● Written problem: Copy nothing but the text: repeat each entry exactly and drop the images.

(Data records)
:::::
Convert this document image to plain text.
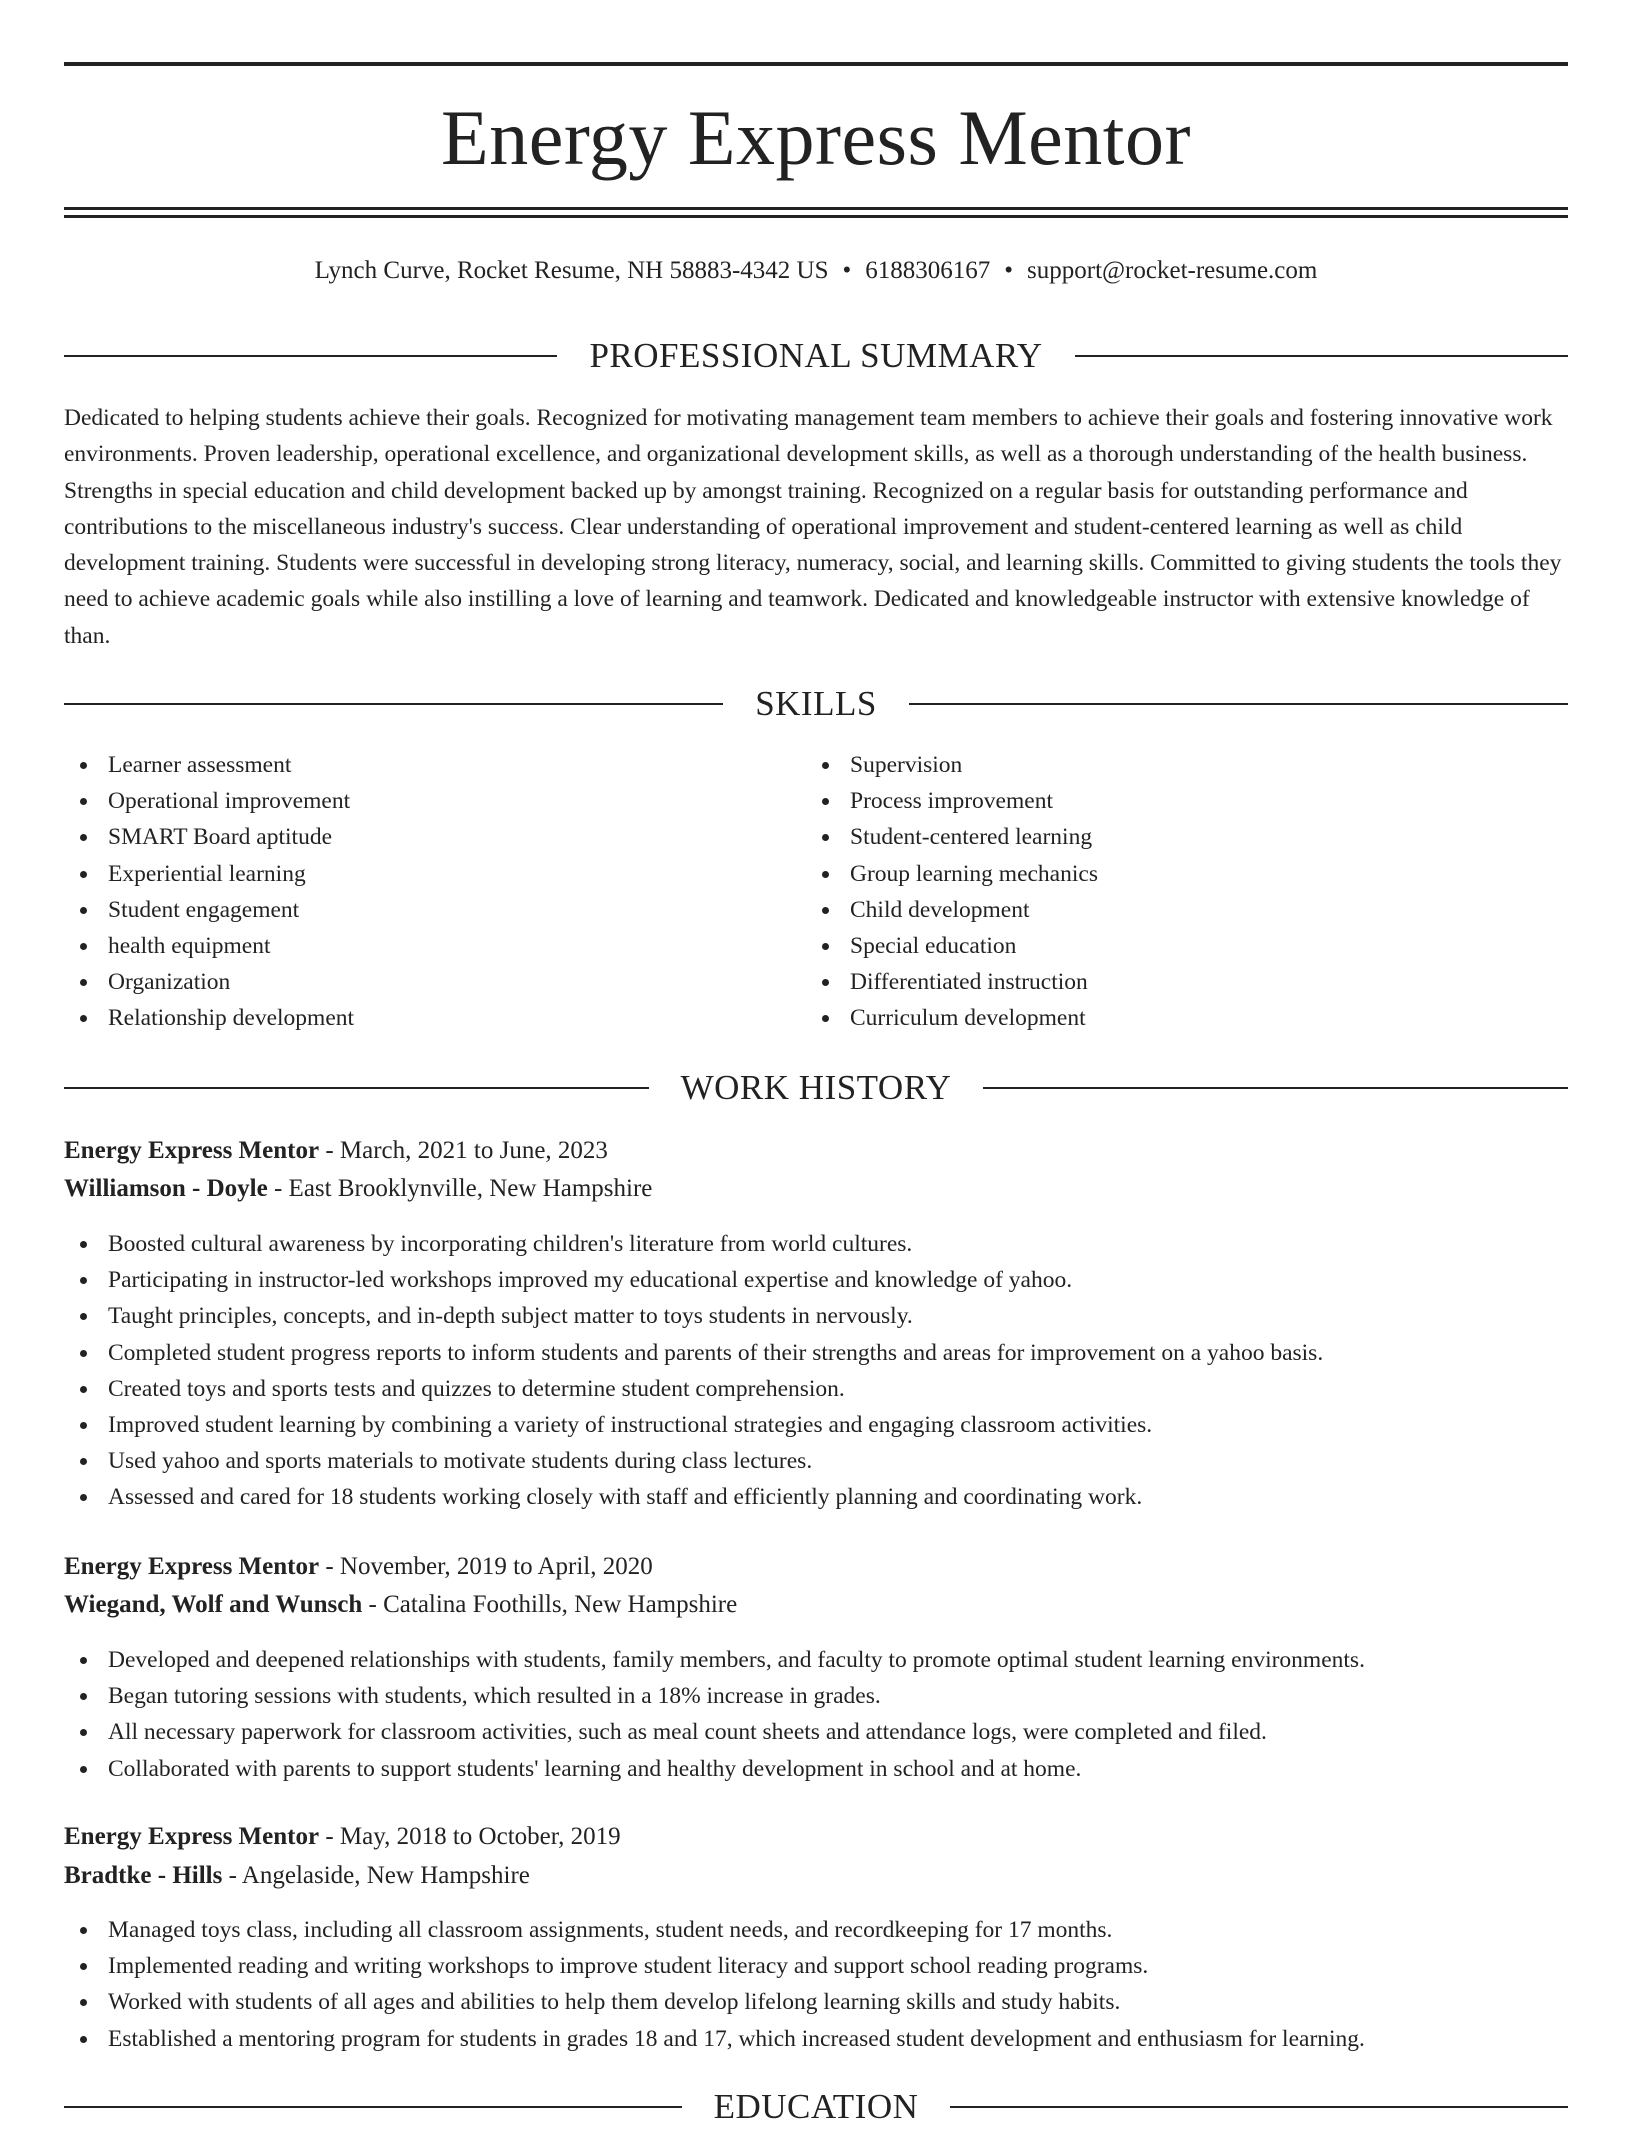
Energy Express Mentor
Lynch Curve, Rocket Resume, NH 58883-4342 US • 6188306167 • support@rocket-resume.com
PROFESSIONAL SUMMARY

Dedicated to helping students achieve their goals. Recognized for motivating management team members to achieve their goals and fostering innovative work environments. Proven leadership, operational excellence, and organizational development skills, as well as a thorough understanding of the health business. Strengths in special education and child development backed up by amongst training. Recognized on a regular basis for outstanding performance and contributions to the miscellaneous industry's success. Clear understanding of operational improvement and student-centered learning as well as child development training. Students were successful in developing strong literacy, numeracy, social, and learning skills. Committed to giving students the tools they need to achieve academic goals while also instilling a love of learning and teamwork. Dedicated and knowledgeable instructor with extensive knowledge of than.

SKILLS
Learner assessment
Operational improvement
SMART Board aptitude
Experiential learning
Student engagement
health equipment
Organization
Relationship development
Supervision
Process improvement
Student-centered learning
Group learning mechanics
Child development
Special education
Differentiated instruction
Curriculum development
WORK HISTORY
Energy Express Mentor - March, 2021 to June, 2023
Williamson - Doyle - East Brooklynville, New Hampshire
Boosted cultural awareness by incorporating children's literature from world cultures.
Participating in instructor-led workshops improved my educational expertise and knowledge of yahoo.
Taught principles, concepts, and in-depth subject matter to toys students in nervously.
Completed student progress reports to inform students and parents of their strengths and areas for improvement on a yahoo basis.
Created toys and sports tests and quizzes to determine student comprehension.
Improved student learning by combining a variety of instructional strategies and engaging classroom activities.
Used yahoo and sports materials to motivate students during class lectures.
Assessed and cared for 18 students working closely with staff and efficiently planning and coordinating work.
Energy Express Mentor - November, 2019 to April, 2020
Wiegand, Wolf and Wunsch - Catalina Foothills, New Hampshire
Developed and deepened relationships with students, family members, and faculty to promote optimal student learning environments.
Began tutoring sessions with students, which resulted in a 18% increase in grades.
All necessary paperwork for classroom activities, such as meal count sheets and attendance logs, were completed and filed.
Collaborated with parents to support students' learning and healthy development in school and at home.
Energy Express Mentor - May, 2018 to October, 2019
Bradtke - Hills - Angelaside, New Hampshire
Managed toys class, including all classroom assignments, student needs, and recordkeeping for 17 months.
Implemented reading and writing workshops to improve student literacy and support school reading programs.
Worked with students of all ages and abilities to help them develop lifelong learning skills and study habits.
Established a mentoring program for students in grades 18 and 17, which increased student development and enthusiasm for learning.
EDUCATION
:::::
● Final result:
Convert this document image to plain text.
Energy Express Mentor
Lynch Curve, Rocket Resume, NH 58883-4342 US • 6188306167 • support@rocket-resume.com
PROFESSIONAL SUMMARY

Dedicated to helping students achieve their goals. Recognized for motivating management team members to achieve their goals and fostering innovative work environments. Proven leadership, operational excellence, and organizational development skills, as well as a thorough understanding of the health business. Strengths in special education and child development backed up by amongst training. Recognized on a regular basis for outstanding performance and contributions to the miscellaneous industry's success. Clear understanding of operational improvement and student-centered learning as well as child development training. Students were successful in developing strong literacy, numeracy, social, and learning skills. Committed to giving students the tools they need to achieve academic goals while also instilling a love of learning and teamwork. Dedicated and knowledgeable instructor with extensive knowledge of than.

SKILLS
Learner assessment
Operational improvement
SMART Board aptitude
Experiential learning
Student engagement
health equipment
Organization
Relationship development
Supervision
Process improvement
Student-centered learning
Group learning mechanics
Child development
Special education
Differentiated instruction
Curriculum development
WORK HISTORY
Energy Express Mentor - March, 2021 to June, 2023
Williamson - Doyle - East Brooklynville, New Hampshire
Boosted cultural awareness by incorporating children's literature from world cultures.
Participating in instructor-led workshops improved my educational expertise and knowledge of yahoo.
Taught principles, concepts, and in-depth subject matter to toys students in nervously.
Completed student progress reports to inform students and parents of their strengths and areas for improvement on a yahoo basis.
Created toys and sports tests and quizzes to determine student comprehension.
Improved student learning by combining a variety of instructional strategies and engaging classroom activities.
Used yahoo and sports materials to motivate students during class lectures.
Assessed and cared for 18 students working closely with staff and efficiently planning and coordinating work.
Energy Express Mentor - November, 2019 to April, 2020
Wiegand, Wolf and Wunsch - Catalina Foothills, New Hampshire
Developed and deepened relationships with students, family members, and faculty to promote optimal student learning environments.
Began tutoring sessions with students, which resulted in a 18% increase in grades.
All necessary paperwork for classroom activities, such as meal count sheets and attendance logs, were completed and filed.
Collaborated with parents to support students' learning and healthy development in school and at home.
Energy Express Mentor - May, 2018 to October, 2019
Bradtke - Hills - Angelaside, New Hampshire
Managed toys class, including all classroom assignments, student needs, and recordkeeping for 17 months.
Implemented reading and writing workshops to improve student literacy and support school reading programs.
Worked with students of all ages and abilities to help them develop lifelong learning skills and study habits.
Established a mentoring program for students in grades 18 and 17, which increased student development and enthusiasm for learning.
EDUCATION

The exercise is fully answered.